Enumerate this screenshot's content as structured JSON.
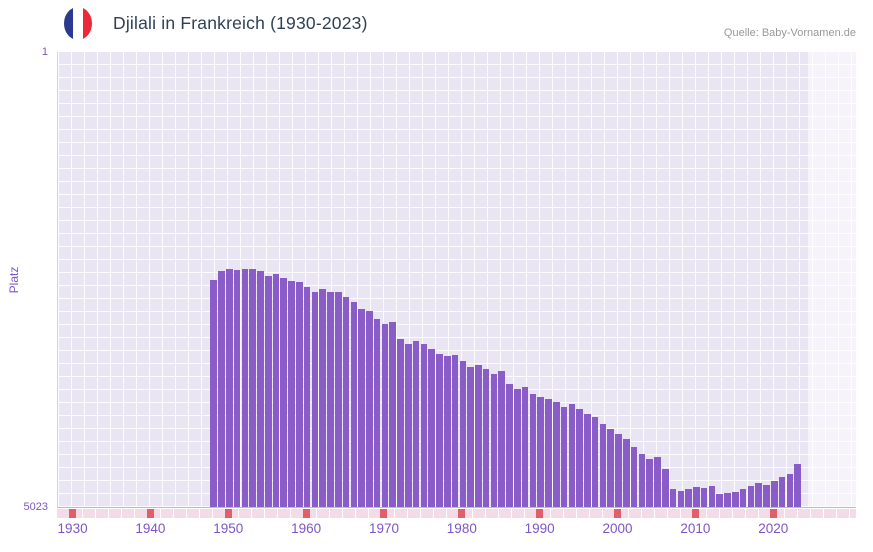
{
  "header": {
    "title": "Djilali in Frankreich (1930-2023)",
    "source": "Quelle: Baby-Vornamen.de",
    "flag_icon": "france-flag-icon"
  },
  "axes": {
    "y_label": "Platz",
    "y_top_tick": "1",
    "y_bottom_tick": "5023"
  },
  "colors": {
    "bar": "#8a5cc8",
    "plot_bg": "#eae5f3",
    "grid": "#ffffff",
    "axis_text": "#7d55c8",
    "title_text": "#2e4154",
    "source_text": "#999999",
    "decade_tick": "#e0606a",
    "minor_tick": "#f3dbe7",
    "highlight_band": "rgba(255,255,255,0.55)",
    "flag_blue": "#2b3990",
    "flag_red": "#ed2939"
  },
  "chart_data": {
    "type": "bar",
    "title": "Djilali in Frankreich (1930-2023)",
    "xlabel": "",
    "ylabel": "Platz",
    "y_axis": {
      "min": 1,
      "max": 5023,
      "inverted": true
    },
    "x_range": [
      1928,
      2030.5
    ],
    "x_ticks": [
      1930,
      1940,
      1950,
      1960,
      1970,
      1980,
      1990,
      2000,
      2010,
      2020
    ],
    "grid": true,
    "legend": "none",
    "series": [
      {
        "name": "Platz",
        "x": [
          1948,
          1949,
          1950,
          1951,
          1952,
          1953,
          1954,
          1955,
          1956,
          1957,
          1958,
          1959,
          1960,
          1961,
          1962,
          1963,
          1964,
          1965,
          1966,
          1967,
          1968,
          1969,
          1970,
          1971,
          1972,
          1973,
          1974,
          1975,
          1976,
          1977,
          1978,
          1979,
          1980,
          1981,
          1982,
          1983,
          1984,
          1985,
          1986,
          1987,
          1988,
          1989,
          1990,
          1991,
          1992,
          1993,
          1994,
          1995,
          1996,
          1997,
          1998,
          1999,
          2000,
          2001,
          2002,
          2003,
          2004,
          2005,
          2006,
          2007,
          2008,
          2009,
          2010,
          2011,
          2012,
          2013,
          2014,
          2015,
          2016,
          2017,
          2018,
          2019,
          2020,
          2021,
          2022,
          2023
        ],
        "values": [
          2520,
          2420,
          2400,
          2410,
          2395,
          2400,
          2415,
          2475,
          2455,
          2490,
          2530,
          2545,
          2590,
          2645,
          2620,
          2655,
          2645,
          2700,
          2755,
          2840,
          2865,
          2950,
          3005,
          2985,
          3170,
          3225,
          3195,
          3225,
          3280,
          3335,
          3360,
          3345,
          3415,
          3480,
          3455,
          3500,
          3555,
          3525,
          3665,
          3720,
          3700,
          3775,
          3810,
          3830,
          3865,
          3920,
          3885,
          3940,
          3995,
          4030,
          4105,
          4160,
          4215,
          4270,
          4360,
          4435,
          4490,
          4470,
          4600,
          4820,
          4845,
          4820,
          4800,
          4810,
          4790,
          4875,
          4865,
          4855,
          4820,
          4790,
          4755,
          4775,
          4735,
          4690,
          4655,
          4545
        ]
      }
    ]
  }
}
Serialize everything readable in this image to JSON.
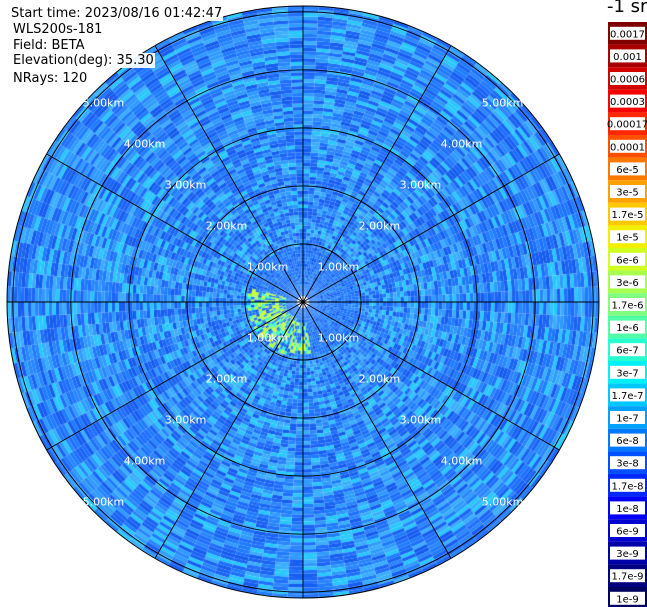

■ Task to complete ■
Pull out every line of the records above that contains the word "this".

■ Task solution ■
Enumerate this screenshot's content as structured JSON.
Serialize everything readable in this image to JSON.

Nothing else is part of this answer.